Records to process:

START

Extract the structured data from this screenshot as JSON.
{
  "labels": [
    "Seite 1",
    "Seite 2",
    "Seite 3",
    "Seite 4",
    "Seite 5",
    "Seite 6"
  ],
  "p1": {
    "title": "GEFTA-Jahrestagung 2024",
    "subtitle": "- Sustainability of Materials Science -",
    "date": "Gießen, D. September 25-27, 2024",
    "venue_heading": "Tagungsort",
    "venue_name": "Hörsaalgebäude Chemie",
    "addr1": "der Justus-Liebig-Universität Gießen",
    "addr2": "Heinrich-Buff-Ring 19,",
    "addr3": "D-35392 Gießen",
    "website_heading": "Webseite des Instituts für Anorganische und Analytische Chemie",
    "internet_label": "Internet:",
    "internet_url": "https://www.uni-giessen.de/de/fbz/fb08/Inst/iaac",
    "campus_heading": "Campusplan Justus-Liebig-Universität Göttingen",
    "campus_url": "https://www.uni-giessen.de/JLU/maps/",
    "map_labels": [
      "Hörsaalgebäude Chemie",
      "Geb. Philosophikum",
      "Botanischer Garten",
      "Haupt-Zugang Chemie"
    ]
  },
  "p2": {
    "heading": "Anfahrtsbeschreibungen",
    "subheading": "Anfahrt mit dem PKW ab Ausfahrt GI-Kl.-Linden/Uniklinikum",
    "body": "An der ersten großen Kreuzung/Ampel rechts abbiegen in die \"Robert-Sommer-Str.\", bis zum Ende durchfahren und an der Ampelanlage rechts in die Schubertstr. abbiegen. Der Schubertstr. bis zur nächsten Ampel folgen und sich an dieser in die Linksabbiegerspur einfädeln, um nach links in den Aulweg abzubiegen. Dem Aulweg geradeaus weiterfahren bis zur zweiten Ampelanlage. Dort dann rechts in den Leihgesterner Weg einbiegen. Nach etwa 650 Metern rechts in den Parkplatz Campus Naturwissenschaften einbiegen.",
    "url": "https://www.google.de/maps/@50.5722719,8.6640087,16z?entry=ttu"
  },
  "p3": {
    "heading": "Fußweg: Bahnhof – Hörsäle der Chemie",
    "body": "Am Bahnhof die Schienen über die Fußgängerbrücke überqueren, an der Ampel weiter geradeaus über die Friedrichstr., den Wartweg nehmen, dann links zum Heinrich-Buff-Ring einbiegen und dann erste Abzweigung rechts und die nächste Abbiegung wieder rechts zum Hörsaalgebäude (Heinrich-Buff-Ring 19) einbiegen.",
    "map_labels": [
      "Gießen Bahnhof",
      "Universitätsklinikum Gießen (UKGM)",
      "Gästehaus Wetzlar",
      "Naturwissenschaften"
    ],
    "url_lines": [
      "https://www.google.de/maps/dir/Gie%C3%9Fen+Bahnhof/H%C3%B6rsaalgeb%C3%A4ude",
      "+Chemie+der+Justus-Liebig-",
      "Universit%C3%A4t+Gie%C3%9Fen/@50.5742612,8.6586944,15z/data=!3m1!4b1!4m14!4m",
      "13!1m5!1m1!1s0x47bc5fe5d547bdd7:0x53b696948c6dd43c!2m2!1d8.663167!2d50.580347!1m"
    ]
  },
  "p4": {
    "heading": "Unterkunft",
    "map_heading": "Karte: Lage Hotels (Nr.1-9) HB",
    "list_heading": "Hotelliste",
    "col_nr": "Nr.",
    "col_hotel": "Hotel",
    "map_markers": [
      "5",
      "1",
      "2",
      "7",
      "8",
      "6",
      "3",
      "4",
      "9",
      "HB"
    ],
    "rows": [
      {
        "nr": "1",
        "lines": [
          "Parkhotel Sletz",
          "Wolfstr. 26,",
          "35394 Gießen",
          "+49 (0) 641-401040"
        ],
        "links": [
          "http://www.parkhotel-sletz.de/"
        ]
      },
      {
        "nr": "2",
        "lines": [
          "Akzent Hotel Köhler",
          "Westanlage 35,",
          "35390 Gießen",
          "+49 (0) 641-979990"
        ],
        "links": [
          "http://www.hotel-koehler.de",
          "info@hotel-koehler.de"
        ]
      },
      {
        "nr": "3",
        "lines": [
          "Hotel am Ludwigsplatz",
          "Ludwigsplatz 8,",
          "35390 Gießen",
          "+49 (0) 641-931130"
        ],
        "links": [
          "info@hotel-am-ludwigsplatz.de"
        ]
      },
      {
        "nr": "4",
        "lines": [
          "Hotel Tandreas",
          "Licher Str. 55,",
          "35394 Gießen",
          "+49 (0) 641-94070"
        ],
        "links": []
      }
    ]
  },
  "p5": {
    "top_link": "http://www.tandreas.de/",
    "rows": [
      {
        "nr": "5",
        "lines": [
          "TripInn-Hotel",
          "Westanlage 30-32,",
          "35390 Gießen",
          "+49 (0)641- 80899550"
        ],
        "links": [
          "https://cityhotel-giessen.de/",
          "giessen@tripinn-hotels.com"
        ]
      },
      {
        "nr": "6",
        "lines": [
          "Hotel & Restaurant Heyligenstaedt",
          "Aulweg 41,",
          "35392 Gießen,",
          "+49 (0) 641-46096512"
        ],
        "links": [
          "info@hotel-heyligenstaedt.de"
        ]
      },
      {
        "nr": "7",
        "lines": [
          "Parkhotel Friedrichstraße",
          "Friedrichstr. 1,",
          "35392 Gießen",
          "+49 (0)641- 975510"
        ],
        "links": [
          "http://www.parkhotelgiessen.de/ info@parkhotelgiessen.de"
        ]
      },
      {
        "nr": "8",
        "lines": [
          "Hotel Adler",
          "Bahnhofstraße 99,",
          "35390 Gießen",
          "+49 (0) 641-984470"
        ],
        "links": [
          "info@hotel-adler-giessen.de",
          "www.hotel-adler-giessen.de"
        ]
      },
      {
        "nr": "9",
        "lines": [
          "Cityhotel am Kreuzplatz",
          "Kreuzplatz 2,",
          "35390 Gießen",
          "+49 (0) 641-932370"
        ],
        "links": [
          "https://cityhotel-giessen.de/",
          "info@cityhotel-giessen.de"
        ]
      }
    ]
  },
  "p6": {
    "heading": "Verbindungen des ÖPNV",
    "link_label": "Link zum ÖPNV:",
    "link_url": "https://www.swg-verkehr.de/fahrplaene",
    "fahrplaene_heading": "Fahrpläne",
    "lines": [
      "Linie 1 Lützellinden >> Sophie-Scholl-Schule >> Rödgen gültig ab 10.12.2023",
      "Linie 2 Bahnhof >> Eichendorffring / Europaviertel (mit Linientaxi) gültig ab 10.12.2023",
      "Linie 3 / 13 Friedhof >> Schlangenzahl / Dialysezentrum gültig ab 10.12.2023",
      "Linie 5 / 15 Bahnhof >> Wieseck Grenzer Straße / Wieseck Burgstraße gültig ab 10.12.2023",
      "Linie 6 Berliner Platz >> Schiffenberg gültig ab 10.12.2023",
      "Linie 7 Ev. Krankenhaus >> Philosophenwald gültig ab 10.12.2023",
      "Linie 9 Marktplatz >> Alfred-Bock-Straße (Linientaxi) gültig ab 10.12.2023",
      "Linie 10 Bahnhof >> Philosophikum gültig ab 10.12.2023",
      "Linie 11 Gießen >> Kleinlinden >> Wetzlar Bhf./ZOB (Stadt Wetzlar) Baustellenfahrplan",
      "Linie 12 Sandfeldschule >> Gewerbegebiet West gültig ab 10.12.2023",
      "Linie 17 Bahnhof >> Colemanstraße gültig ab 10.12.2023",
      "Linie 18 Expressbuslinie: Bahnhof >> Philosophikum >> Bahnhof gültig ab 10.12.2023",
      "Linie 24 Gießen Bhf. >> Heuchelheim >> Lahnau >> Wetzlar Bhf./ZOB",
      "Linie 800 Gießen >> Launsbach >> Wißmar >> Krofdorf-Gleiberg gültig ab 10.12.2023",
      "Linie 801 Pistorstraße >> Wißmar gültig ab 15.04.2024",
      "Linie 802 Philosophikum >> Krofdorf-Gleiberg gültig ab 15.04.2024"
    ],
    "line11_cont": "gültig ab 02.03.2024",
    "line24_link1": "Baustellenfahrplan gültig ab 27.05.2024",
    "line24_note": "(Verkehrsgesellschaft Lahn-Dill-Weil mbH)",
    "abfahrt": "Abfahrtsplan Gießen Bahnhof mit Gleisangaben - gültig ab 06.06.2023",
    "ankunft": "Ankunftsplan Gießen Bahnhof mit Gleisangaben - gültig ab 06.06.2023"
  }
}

END

Aim of the exercise:
Look through the listing above. Pick out each line with "Heinrich" and copy it.

Output of the exercise:
    "addr2": "Heinrich-Buff-Ring 19,",
    "body": "Am Bahnhof die Schienen über die Fußgängerbrücke überqueren, an der Ampel weiter geradeaus über die Friedrichstr., den Wartweg nehmen, dann links zum Heinrich-Buff-Ring einbiegen und dann erste Abzweigung rechts und die nächste Abbiegung wieder rechts zum Hörsaalgebäude (Heinrich-Buff-Ring 19) einbiegen.",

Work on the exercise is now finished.